• [Given task]:
Gather each line in the entries that includes the string "Gadget".

• [Stored entries]:
┄┄┄┄┄┄

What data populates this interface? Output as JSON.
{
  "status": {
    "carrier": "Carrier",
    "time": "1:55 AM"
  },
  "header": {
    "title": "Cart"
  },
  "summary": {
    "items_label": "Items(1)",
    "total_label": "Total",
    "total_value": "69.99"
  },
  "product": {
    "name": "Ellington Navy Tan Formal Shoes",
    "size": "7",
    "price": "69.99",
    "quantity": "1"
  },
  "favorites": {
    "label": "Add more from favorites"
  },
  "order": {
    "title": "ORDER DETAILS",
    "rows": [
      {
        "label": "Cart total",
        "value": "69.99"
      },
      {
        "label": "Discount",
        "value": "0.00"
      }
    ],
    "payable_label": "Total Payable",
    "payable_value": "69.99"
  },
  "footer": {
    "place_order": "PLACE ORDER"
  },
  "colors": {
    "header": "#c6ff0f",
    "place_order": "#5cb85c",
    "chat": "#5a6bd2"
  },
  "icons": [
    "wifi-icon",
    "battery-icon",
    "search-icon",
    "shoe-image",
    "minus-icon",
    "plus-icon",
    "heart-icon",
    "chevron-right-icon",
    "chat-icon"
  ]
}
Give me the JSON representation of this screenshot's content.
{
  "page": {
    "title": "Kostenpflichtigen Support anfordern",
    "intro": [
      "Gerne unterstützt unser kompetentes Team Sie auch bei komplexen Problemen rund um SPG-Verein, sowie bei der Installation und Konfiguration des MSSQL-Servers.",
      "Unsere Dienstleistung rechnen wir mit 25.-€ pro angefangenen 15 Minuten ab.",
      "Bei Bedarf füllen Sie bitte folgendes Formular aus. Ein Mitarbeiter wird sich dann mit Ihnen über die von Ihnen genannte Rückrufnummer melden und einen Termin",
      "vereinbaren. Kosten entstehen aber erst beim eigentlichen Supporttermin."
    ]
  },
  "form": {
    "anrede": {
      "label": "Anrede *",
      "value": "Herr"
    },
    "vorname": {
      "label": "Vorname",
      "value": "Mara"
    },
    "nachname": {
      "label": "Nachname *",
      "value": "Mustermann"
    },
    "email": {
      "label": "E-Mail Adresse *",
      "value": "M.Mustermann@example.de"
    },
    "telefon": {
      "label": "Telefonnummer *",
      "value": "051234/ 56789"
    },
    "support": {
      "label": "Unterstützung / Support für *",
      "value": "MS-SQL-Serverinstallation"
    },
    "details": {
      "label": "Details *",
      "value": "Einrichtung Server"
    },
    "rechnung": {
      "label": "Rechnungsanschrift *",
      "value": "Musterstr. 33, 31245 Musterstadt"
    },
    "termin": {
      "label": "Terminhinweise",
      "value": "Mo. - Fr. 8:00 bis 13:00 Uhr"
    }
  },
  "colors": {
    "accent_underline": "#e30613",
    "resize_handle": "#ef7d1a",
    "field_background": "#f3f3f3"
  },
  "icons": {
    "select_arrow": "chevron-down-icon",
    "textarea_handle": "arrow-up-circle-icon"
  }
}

┄┄┄┄┄┄

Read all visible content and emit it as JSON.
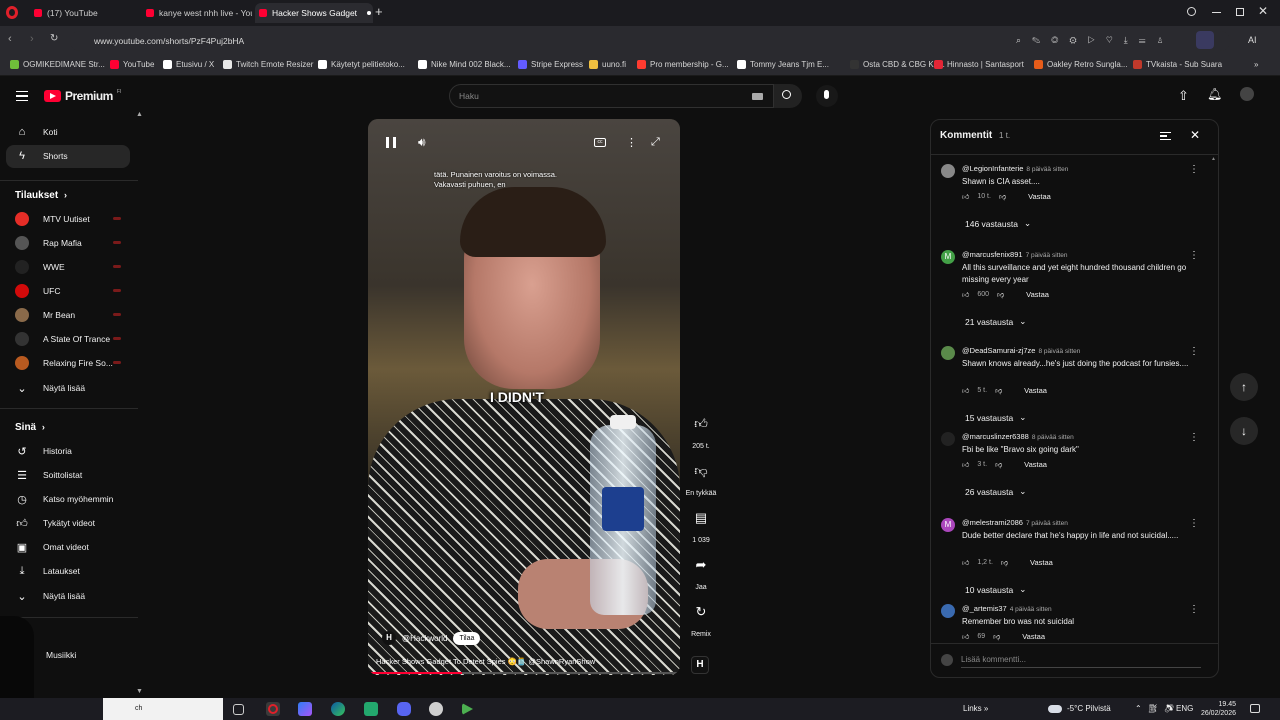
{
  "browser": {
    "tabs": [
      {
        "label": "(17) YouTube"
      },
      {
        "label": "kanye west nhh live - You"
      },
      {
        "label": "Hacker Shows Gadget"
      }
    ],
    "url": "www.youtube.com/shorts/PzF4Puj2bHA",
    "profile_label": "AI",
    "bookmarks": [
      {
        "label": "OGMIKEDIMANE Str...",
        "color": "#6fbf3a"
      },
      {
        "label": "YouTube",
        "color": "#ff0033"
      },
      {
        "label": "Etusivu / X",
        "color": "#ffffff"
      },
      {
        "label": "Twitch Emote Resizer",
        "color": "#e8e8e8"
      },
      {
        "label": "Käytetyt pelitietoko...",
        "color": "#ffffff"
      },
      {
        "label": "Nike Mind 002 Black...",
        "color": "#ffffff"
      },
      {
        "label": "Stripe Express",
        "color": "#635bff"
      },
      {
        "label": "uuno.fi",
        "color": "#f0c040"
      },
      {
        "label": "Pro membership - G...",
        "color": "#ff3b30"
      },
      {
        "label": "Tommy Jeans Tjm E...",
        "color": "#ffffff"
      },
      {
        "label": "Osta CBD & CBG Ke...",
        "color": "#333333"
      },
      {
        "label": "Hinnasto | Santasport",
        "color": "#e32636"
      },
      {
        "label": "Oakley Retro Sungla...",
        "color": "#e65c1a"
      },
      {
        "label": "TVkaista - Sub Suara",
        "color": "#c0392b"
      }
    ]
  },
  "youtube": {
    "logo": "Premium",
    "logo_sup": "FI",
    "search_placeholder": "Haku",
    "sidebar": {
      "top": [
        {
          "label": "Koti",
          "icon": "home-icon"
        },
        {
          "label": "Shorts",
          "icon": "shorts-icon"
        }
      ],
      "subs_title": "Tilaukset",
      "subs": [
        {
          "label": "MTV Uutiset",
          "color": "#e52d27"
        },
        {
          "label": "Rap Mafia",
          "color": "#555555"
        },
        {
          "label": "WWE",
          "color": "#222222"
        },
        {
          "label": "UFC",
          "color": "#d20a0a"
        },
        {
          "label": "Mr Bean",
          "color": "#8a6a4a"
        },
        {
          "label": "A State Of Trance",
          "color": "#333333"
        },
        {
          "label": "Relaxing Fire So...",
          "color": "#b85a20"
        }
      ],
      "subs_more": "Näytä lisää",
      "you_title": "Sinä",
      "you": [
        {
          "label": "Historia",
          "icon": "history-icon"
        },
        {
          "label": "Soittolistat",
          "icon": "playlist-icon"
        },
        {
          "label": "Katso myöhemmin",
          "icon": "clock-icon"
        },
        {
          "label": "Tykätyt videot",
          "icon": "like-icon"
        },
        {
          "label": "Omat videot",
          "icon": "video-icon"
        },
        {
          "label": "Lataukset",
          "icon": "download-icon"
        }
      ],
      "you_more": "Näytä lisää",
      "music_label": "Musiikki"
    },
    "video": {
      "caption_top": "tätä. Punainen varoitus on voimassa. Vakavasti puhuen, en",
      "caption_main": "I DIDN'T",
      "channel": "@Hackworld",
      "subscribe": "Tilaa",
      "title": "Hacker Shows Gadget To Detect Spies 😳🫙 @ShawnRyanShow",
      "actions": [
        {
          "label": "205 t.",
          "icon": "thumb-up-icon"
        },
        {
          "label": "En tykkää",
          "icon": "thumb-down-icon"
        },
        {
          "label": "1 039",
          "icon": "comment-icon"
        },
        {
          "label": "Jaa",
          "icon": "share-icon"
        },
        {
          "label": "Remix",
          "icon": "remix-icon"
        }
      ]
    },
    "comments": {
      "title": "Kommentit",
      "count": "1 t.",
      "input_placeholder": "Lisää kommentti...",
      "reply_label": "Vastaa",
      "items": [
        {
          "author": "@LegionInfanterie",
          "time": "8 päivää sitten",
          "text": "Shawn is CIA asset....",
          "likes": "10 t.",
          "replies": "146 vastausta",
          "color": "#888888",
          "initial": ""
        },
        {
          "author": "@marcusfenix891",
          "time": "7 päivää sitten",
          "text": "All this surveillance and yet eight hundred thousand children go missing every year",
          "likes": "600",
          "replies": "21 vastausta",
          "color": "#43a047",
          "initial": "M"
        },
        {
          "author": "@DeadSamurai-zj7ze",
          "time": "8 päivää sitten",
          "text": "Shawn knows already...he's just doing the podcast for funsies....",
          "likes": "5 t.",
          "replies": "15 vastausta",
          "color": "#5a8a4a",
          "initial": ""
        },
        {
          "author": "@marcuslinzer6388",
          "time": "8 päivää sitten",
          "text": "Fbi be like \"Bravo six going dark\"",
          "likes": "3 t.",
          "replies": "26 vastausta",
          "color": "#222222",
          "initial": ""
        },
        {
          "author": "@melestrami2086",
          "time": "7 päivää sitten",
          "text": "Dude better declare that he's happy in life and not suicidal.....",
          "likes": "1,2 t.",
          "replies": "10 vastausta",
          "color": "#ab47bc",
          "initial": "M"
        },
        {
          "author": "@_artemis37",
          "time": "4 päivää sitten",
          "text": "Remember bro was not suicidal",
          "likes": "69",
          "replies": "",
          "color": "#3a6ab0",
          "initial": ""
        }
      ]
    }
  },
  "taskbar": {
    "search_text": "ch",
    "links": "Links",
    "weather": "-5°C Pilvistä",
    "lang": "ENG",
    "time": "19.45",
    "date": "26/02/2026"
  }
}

┄┄┄┄┄┄

• [Answer for the task]:
        "label": "Hacker Shows Gadget"
      "title": "Hacker Shows Gadget To Detect Spies 😳🫙 @ShawnRyanShow",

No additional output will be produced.